Text section:

A framework to guide the optimal development and use of real-world evidence for drug coverage and formulary decisions

Written by The Evidence Base

In this white paper, the authors detail a new conceptual framework addressing elements missing from earlier attempts to define best practices regarding real-world evidence (RWE).

It is now widely acknowledged that real-world evidence (RWE) is transforming the process through which healthcare payers make coverage and formulary decisions for pharmaceuticals. However, there remains an uneven match between the hopes for RWE and the reality; payers cite needs for greater relevance, timeliness and transparency in order for RWE to be more useful to them. Increasingly, efforts to design the standards for prospective RWE analyses have convened manufacturers, payers and patient groups to ensure that evidence
generated is both rigorous and fully informed by what matters most to patients.

This paper, by authors from the Institute for Clinical & Economic Review (MA, USA) and the Office of Health Economics (London, UK), presents a new conceptual framework to address three elements largely missing from these earlier efforts focused on defining ‘best practices’ or ‘standards’ for RWE: (1) how to understand the role that contextual factors play in determining how high the evidentiary standard, or ‘bar’ will be in each situation, (2) how to tailor key process and methodological approaches to the height of that evidentiary bar and (3) how to ensure that broader process principles that support transparency are integrated successfully throughout the course of any RWE initiative.

Exercise data:
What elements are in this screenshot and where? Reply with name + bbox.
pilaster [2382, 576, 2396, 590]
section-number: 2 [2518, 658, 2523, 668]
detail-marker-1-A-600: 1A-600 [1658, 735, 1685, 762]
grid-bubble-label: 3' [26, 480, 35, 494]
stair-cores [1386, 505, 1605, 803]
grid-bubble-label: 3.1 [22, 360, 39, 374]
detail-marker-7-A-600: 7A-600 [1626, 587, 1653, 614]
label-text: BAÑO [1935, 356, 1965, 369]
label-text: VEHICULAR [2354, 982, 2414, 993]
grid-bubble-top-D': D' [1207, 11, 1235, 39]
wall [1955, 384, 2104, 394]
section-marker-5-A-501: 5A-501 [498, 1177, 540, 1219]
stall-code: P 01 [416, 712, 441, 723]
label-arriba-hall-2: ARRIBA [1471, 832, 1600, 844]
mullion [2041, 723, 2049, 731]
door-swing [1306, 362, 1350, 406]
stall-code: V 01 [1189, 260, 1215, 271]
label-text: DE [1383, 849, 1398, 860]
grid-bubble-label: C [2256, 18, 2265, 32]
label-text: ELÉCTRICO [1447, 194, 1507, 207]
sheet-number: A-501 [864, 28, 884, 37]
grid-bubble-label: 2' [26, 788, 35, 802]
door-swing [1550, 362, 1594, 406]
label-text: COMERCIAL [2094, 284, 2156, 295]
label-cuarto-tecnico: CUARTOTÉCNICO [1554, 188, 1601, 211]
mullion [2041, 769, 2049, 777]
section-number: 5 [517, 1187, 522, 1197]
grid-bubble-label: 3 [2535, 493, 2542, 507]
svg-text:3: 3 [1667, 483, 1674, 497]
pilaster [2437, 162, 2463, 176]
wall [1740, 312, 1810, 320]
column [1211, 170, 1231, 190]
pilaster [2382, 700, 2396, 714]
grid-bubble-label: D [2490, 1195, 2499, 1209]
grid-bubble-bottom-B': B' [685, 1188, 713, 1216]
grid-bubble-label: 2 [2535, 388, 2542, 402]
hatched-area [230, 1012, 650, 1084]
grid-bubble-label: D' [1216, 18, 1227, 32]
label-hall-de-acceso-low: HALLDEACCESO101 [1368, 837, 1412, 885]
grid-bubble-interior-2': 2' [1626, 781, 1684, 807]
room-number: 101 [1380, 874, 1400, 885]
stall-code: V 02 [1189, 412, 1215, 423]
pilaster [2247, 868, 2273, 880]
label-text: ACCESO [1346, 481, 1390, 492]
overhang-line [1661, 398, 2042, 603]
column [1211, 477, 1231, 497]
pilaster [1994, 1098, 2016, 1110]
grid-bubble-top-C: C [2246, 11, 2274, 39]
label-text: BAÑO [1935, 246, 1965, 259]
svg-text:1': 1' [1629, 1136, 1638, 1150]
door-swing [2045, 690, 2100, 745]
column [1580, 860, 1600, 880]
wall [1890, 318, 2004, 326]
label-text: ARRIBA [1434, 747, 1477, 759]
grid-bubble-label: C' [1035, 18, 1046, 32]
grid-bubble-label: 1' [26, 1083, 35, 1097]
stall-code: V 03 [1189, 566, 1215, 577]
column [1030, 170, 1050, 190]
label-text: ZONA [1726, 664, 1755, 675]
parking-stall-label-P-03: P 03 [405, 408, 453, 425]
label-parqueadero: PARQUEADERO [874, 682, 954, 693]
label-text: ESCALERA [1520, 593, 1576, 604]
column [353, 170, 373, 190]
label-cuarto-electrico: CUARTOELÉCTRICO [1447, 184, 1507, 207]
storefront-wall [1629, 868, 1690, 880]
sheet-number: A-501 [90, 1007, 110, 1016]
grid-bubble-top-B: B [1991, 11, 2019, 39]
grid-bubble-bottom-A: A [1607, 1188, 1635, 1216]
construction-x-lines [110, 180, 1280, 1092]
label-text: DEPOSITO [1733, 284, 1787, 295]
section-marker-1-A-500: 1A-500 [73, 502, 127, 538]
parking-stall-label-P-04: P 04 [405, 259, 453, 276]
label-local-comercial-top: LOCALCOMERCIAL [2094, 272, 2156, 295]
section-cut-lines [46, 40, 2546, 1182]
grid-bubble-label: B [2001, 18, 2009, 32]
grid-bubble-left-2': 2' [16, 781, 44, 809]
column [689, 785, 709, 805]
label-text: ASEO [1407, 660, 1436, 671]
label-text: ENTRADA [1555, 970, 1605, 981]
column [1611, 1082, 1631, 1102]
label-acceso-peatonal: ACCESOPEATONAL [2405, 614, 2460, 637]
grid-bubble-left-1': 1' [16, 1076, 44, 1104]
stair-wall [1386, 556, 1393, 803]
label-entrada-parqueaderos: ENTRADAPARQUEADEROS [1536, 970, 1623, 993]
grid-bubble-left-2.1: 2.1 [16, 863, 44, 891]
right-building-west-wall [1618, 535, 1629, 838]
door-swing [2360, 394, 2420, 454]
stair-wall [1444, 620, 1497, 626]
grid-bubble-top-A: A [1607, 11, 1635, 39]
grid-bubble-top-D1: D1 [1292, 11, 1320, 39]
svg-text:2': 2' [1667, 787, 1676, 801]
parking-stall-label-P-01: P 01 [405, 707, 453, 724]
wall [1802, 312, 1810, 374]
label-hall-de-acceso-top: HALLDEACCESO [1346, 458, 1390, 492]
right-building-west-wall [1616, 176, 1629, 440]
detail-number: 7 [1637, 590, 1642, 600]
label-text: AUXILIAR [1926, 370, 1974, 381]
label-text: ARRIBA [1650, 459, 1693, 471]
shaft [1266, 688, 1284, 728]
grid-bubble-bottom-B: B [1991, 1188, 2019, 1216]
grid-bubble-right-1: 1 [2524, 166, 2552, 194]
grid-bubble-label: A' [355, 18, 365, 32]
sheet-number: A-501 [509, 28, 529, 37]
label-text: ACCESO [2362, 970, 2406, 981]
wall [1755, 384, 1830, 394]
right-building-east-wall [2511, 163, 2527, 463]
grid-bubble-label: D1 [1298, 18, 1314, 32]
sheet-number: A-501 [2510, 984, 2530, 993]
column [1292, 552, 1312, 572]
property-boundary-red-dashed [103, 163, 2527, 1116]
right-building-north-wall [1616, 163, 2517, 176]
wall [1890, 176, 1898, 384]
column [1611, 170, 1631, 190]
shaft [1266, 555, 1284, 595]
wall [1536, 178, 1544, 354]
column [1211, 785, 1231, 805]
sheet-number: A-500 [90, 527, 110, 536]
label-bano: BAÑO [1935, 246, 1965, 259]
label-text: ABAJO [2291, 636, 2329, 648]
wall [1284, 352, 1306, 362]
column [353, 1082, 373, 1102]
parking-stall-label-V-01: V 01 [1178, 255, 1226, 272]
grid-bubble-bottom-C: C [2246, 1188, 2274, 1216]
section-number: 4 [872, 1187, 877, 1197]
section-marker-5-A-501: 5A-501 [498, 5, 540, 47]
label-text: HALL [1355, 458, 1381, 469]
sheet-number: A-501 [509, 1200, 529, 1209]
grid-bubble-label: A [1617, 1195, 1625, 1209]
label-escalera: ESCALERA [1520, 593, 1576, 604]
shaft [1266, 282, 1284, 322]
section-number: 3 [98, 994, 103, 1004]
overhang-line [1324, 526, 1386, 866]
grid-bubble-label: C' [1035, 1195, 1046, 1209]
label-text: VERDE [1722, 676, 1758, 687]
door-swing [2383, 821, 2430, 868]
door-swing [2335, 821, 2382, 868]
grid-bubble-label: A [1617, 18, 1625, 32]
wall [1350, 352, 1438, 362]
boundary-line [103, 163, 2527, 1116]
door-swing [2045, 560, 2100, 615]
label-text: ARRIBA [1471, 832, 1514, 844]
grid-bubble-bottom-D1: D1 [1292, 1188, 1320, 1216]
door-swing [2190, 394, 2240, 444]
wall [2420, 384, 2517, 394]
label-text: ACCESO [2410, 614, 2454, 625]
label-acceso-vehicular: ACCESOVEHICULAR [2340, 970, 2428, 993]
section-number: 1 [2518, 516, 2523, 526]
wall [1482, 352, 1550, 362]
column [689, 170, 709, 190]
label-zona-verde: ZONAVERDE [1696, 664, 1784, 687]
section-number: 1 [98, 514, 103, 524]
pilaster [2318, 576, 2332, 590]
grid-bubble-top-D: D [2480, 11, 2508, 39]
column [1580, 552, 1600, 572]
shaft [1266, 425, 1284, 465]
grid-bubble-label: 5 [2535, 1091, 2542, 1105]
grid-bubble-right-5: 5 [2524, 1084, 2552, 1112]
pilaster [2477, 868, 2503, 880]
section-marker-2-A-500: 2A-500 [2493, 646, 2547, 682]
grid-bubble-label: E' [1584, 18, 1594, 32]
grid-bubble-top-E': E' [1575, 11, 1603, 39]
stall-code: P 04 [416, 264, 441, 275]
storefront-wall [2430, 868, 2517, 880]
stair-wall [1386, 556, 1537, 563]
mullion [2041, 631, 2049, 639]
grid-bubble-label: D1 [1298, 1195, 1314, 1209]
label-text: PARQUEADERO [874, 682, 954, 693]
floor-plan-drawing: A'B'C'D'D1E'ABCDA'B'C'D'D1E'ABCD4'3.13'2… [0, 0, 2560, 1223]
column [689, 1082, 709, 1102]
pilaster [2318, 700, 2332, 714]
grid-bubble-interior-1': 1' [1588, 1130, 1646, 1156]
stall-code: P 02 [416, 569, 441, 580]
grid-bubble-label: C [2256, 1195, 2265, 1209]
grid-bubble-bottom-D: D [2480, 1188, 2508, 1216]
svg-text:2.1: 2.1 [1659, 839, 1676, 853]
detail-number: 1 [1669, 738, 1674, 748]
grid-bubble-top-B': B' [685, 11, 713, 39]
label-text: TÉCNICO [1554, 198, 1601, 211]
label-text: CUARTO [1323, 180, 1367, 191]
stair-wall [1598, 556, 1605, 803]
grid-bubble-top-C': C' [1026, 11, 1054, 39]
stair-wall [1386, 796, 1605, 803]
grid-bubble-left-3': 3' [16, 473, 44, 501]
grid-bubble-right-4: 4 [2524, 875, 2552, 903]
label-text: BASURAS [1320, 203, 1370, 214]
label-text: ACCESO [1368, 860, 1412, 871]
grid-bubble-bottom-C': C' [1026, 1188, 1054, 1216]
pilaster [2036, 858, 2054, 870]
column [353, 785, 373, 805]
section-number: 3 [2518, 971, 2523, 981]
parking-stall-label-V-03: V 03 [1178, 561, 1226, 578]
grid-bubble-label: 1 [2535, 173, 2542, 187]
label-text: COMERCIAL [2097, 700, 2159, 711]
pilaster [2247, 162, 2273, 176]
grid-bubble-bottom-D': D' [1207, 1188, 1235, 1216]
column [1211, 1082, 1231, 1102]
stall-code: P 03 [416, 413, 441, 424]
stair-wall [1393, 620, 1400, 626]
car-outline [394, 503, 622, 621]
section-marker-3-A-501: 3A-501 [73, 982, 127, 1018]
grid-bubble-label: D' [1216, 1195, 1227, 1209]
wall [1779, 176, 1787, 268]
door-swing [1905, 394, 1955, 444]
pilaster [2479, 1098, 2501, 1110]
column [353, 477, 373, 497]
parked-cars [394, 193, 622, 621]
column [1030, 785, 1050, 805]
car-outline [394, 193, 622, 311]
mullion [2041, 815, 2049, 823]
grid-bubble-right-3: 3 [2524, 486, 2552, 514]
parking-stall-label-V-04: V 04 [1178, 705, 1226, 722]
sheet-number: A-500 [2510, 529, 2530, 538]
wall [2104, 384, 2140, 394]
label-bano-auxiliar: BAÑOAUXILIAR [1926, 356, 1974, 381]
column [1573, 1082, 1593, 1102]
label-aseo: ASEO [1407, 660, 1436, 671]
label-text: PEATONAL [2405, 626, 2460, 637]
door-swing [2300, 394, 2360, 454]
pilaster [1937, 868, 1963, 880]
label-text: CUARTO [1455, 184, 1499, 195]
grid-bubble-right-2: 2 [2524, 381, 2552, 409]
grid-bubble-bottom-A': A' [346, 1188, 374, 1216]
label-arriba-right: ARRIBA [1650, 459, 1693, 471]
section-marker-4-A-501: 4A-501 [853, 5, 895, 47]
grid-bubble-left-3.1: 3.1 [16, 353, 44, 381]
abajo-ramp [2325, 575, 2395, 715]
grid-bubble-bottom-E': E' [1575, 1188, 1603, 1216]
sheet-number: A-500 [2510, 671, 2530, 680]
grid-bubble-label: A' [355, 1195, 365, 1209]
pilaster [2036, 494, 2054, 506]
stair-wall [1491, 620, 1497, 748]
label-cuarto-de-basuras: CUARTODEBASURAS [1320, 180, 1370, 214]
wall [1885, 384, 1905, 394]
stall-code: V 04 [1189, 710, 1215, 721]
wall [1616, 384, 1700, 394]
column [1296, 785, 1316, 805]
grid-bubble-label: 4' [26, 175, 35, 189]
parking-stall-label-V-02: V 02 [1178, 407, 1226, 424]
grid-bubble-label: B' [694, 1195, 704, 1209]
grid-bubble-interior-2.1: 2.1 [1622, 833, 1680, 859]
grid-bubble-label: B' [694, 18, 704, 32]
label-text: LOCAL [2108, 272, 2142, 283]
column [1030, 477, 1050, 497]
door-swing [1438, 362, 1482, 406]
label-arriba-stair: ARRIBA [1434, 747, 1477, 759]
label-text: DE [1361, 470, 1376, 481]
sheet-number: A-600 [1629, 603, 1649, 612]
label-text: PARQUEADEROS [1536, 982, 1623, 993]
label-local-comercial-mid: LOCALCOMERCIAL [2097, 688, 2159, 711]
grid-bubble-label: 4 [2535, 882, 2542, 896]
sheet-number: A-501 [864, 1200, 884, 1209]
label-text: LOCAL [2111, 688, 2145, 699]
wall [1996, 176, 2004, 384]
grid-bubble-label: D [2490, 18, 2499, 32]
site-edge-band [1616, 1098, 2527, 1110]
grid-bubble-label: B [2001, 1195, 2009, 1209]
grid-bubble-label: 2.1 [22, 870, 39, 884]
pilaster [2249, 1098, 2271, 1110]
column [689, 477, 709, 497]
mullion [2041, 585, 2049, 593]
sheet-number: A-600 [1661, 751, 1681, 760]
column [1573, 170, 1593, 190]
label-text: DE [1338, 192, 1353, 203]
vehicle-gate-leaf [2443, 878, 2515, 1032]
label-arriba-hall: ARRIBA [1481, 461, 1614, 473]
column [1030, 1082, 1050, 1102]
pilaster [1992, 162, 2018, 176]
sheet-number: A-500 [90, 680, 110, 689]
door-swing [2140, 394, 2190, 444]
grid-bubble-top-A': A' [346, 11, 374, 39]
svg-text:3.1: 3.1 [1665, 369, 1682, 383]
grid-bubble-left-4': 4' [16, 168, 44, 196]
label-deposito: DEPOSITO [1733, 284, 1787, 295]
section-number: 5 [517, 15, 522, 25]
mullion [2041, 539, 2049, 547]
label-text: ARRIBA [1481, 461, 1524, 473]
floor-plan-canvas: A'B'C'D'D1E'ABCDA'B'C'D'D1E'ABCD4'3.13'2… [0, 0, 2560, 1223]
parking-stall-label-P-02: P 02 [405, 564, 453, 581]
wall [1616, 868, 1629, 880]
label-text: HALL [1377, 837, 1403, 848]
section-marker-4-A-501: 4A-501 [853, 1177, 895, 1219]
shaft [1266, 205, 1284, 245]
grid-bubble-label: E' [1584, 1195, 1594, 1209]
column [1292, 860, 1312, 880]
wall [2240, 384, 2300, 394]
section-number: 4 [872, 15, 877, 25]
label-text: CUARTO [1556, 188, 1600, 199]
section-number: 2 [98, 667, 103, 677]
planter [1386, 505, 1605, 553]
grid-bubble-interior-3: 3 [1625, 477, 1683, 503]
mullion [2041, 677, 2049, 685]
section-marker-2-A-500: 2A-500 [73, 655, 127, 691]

Brief 1: Summarize the passage on real-world evidence in two sentences.
Brief 2: Print the portion of the passage on real-world evidence starting at "In this white" and ending at "real-world evidence (RWE).".
The material was drawn from a separate source and has no connection to the passage on real-world evidence.

Task output 1: Real-world evidence is widely acknowledged to be transforming how healthcare payers make coverage and formulary decisions, though payers say it needs greater relevance, timeliness and transparency to be more useful to them. A paper by authors from the Institute for Clinical & Economic Review and the Office of Health Economics presents a new conceptual framework for three elements largely missing from earlier best-practice efforts: how contextual factors determine the height of the evidentiary bar, how to tailor key process and methodological approaches to that bar, and how to integrate transparency-supporting process principles throughout any RWE initiative.

Task output 2:
In this white paper, the authors detail a new conceptual framework addressing elements missing from earlier attempts to define best practices regarding real-world evidence (RWE).